WRITTEN PROBLEM>
Here is a listing, set out below; repeat its lines from the one with "Convert this document image to plain text." to the last, both included, and leave out the pictures.

___ GIVEN DATA

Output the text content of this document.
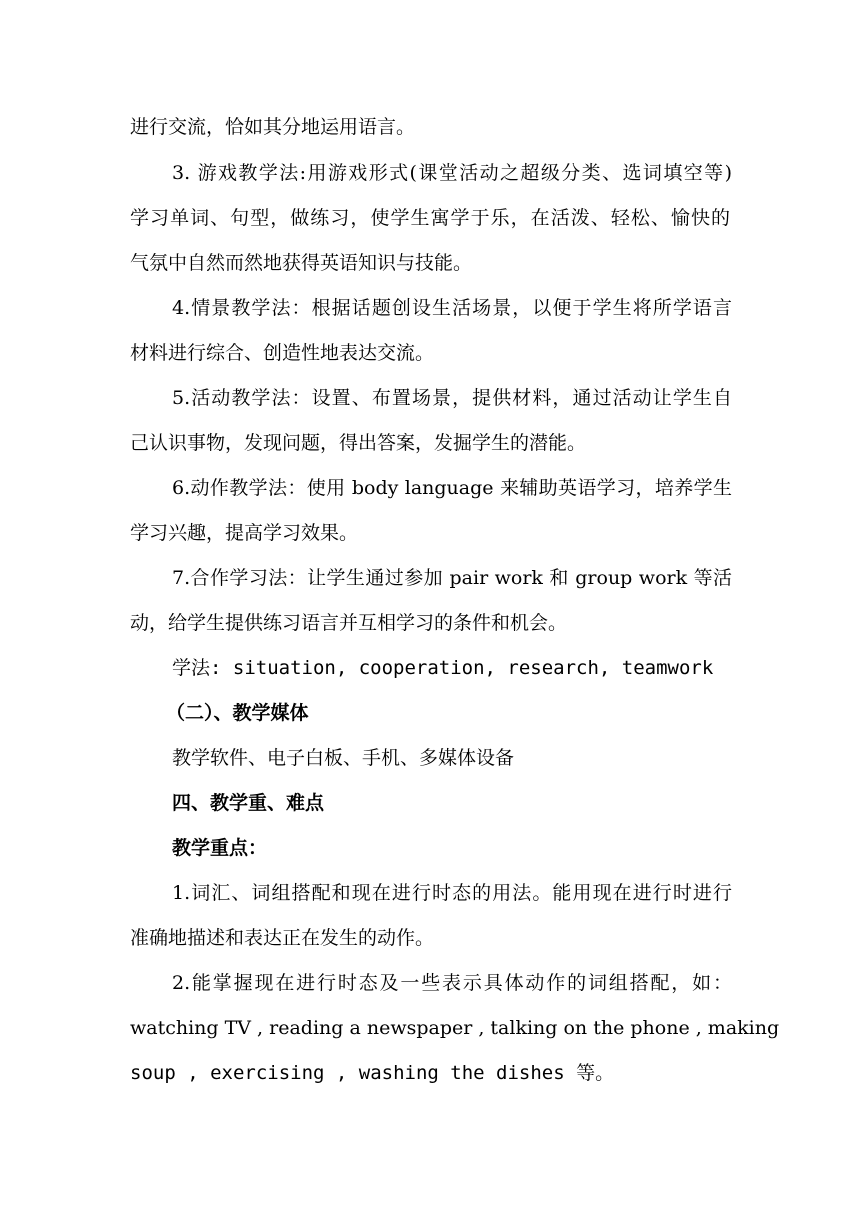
进行交流，恰如其分地运用语言。
3. 游戏教学法:用游戏形式(课堂活动之超级分类、选词填空等)
学习单词、句型，做练习，使学生寓学于乐，在活泼、轻松、愉快的
气氛中自然而然地获得英语知识与技能。
4.情景教学法：根据话题创设生活场景，以便于学生将所学语言
材料进行综合、创造性地表达交流。
5.活动教学法：设置、布置场景，提供材料，通过活动让学生自
己认识事物，发现问题，得出答案，发掘学生的潜能。
6.动作教学法：使用 body language 来辅助英语学习，培养学生
学习兴趣，提高学习效果。
7.合作学习法：让学生通过参加 pair work 和 group work 等活
动，给学生提供练习语言并互相学习的条件和机会。
学法: situation, cooperation, research, teamwork
（二）、教学媒体
教学软件、电子白板、手机、多媒体设备
四、教学重、难点
教学重点：
1.词汇、词组搭配和现在进行时态的用法。能用现在进行时进行
准确地描述和表达正在发生的动作。
2.能掌握现在进行时态及一些表示具体动作的词组搭配，如：
watching TV , reading a newspaper , talking on the phone , making
soup , exercising , washing the dishes 等。
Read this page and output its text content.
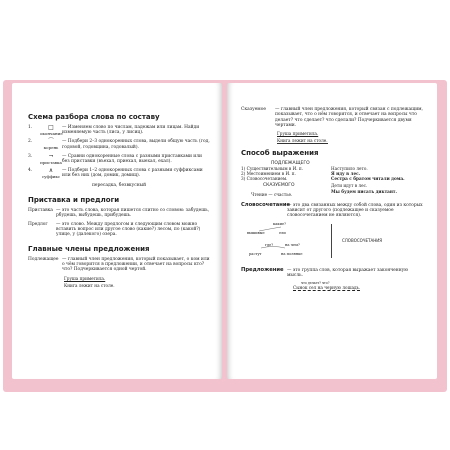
Схема разбора слова по составу
1.	□
окончание
— Изменяем слово по числам, падежам или лицам. Найди изменяемую часть (лиса, у лисиц).
2.	⌒
корень
— Подбери 2–3 однокоренных слова, выдели общую часть (год, годовой, годовщина, годовалый).
3.	¬
приставка
— Сравни однокоренные слова с разными приставками или без приставки (въехал, приехал, выехал, ехал).
4.	∧
суффикс
— Подбери 1–2 однокоренных слова с разными суффиксами или без них (дом, домик, домищ).
пересадка, безвкусный
Приставка и предлоги
Приставка — это часть слова, которая пишется слитно со словом: забудешь, рбудешь, выбудешь, прибудешь.
Предлог	— это слово. Между предлогом и следующим словом можно вставить вопрос или другое слово (какие?) лесом, по (какой?) улице, у (далекого) озера.
Главные члены предложения
Подлежащее — главный член предложения, который показывает, о ком или о чём говорится в предложении, и отвечает на вопросы кто? что? Подчеркивается одной чертой.
Груша приметила.
Книга лежит на столе.
Сказуемое	— главный член предложения, который связан с подлежащим, показывает, что о нём говорится, и отвечает на вопросы что делает? что сделает? что сделали? Подчеркивается двумя чертами.
Груша приметила.
Книга лежит на столе.
Способ выражения
ПОДЛЕЖАЩЕГО
1) Существительным в И. п.
2) Местоимением в И. п.
3) Словосочетанием.
Наступило лето.
Я иду в лес.
Сестра с братом читали дома.
СКАЗУЕМОГО
Чтение — счастье.
Дети идут в лес.
Мы будем писать диктант.
Словосочетание
— это два связанных между собой слова, один из которых зависит от другого (подлежащее и сказуемое словосочетанием не являются).
какие?
вышивые	ели
где?	на чем?
растут	на полянке
СЛОВОСОЧЕТАНИЯ
Предложение — это группа слов, которая выражает законченную мысль.
что делает? что?
Сынок сел на черную лошадь.
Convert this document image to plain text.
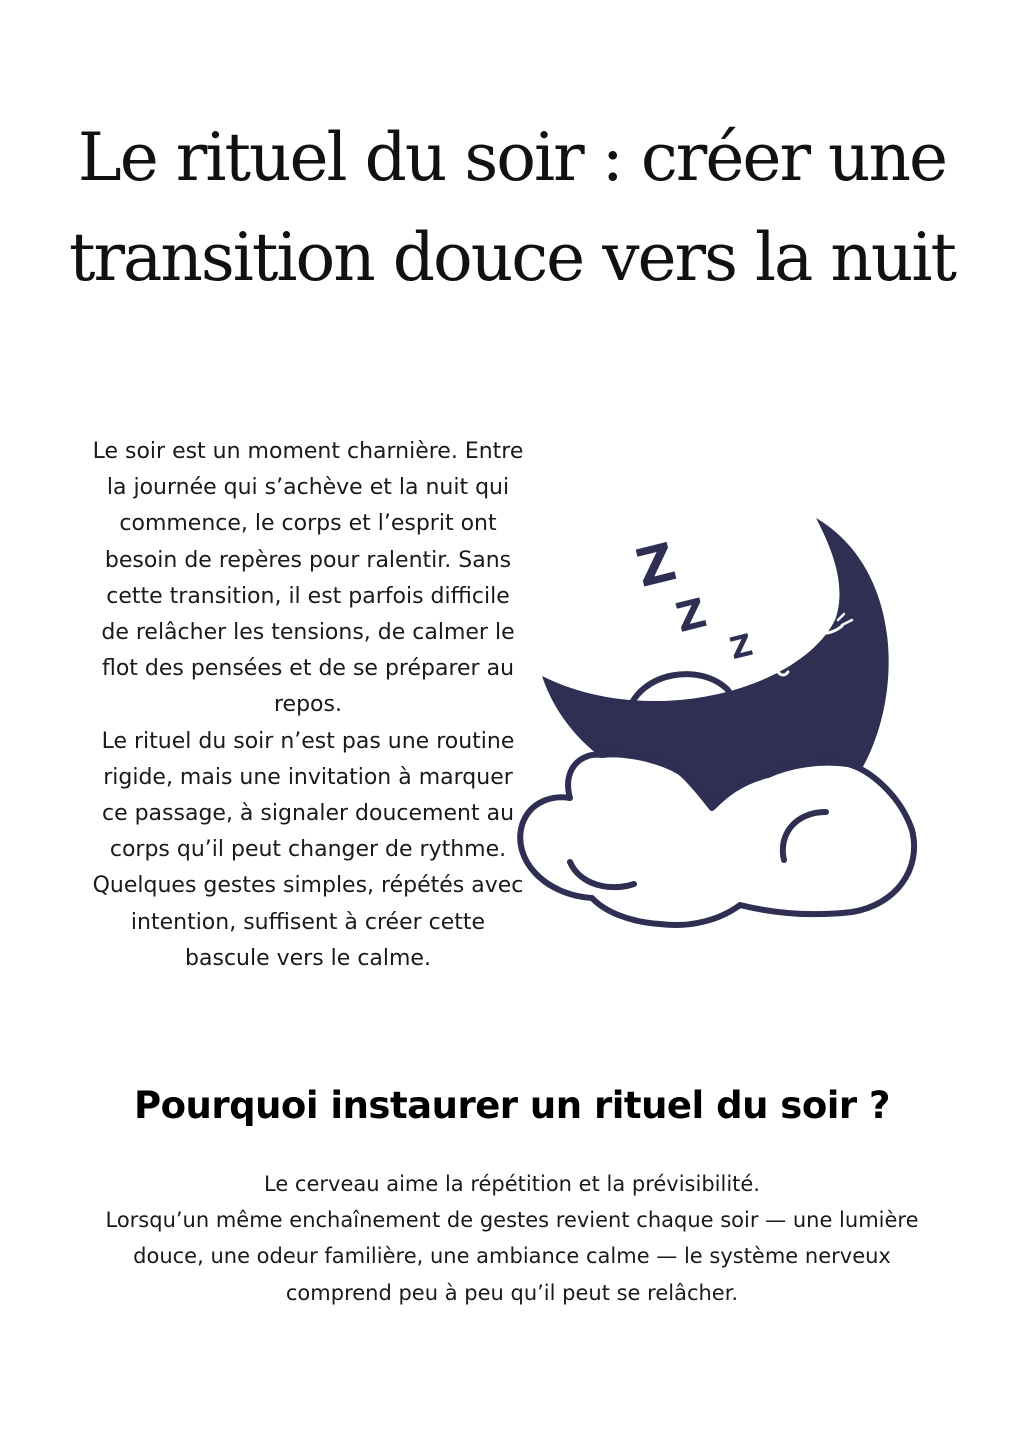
Le rituel du soir : créer une transition douce vers la nuit

Le soir est un moment charnière. Entre la journée qui s’achève et la nuit qui commence, le corps et l’esprit ont besoin de repères pour ralentir. Sans cette transition, il est parfois difficile de relâcher les tensions, de calmer le flot des pensées et de se préparer au repos.

Le rituel du soir n’est pas une routine rigide, mais une invitation à marquer ce passage, à signaler doucement au corps qu’il peut changer de rythme. Quelques gestes simples, répétés avec intention, suffisent à créer cette bascule vers le calme.

Z
Z
Z
Pourquoi instaurer un rituel du soir ?

Le cerveau aime la répétition et la prévisibilité.

Lorsqu’un même enchaînement de gestes revient chaque soir — une lumière douce, une odeur familière, une ambiance calme — le système nerveux comprend peu à peu qu’il peut se relâcher.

______

EXERCISE SOLUTION>
Convert this document image to plain text.
Le rituel du soir : créer une transition douce vers la nuit

Le soir est un moment charnière. Entre la journée qui s’achève et la nuit qui commence, le corps et l’esprit ont besoin de repères pour ralentir. Sans cette transition, il est parfois difficile de relâcher les tensions, de calmer le flot des pensées et de se préparer au repos.

Le rituel du soir n’est pas une routine rigide, mais une invitation à marquer ce passage, à signaler doucement au corps qu’il peut changer de rythme. Quelques gestes simples, répétés avec intention, suffisent à créer cette bascule vers le calme.

Z
Z
Z
Pourquoi instaurer un rituel du soir ?

Le cerveau aime la répétition et la prévisibilité.

Lorsqu’un même enchaînement de gestes revient chaque soir — une lumière douce, une odeur familière, une ambiance calme — le système nerveux comprend peu à peu qu’il peut se relâcher.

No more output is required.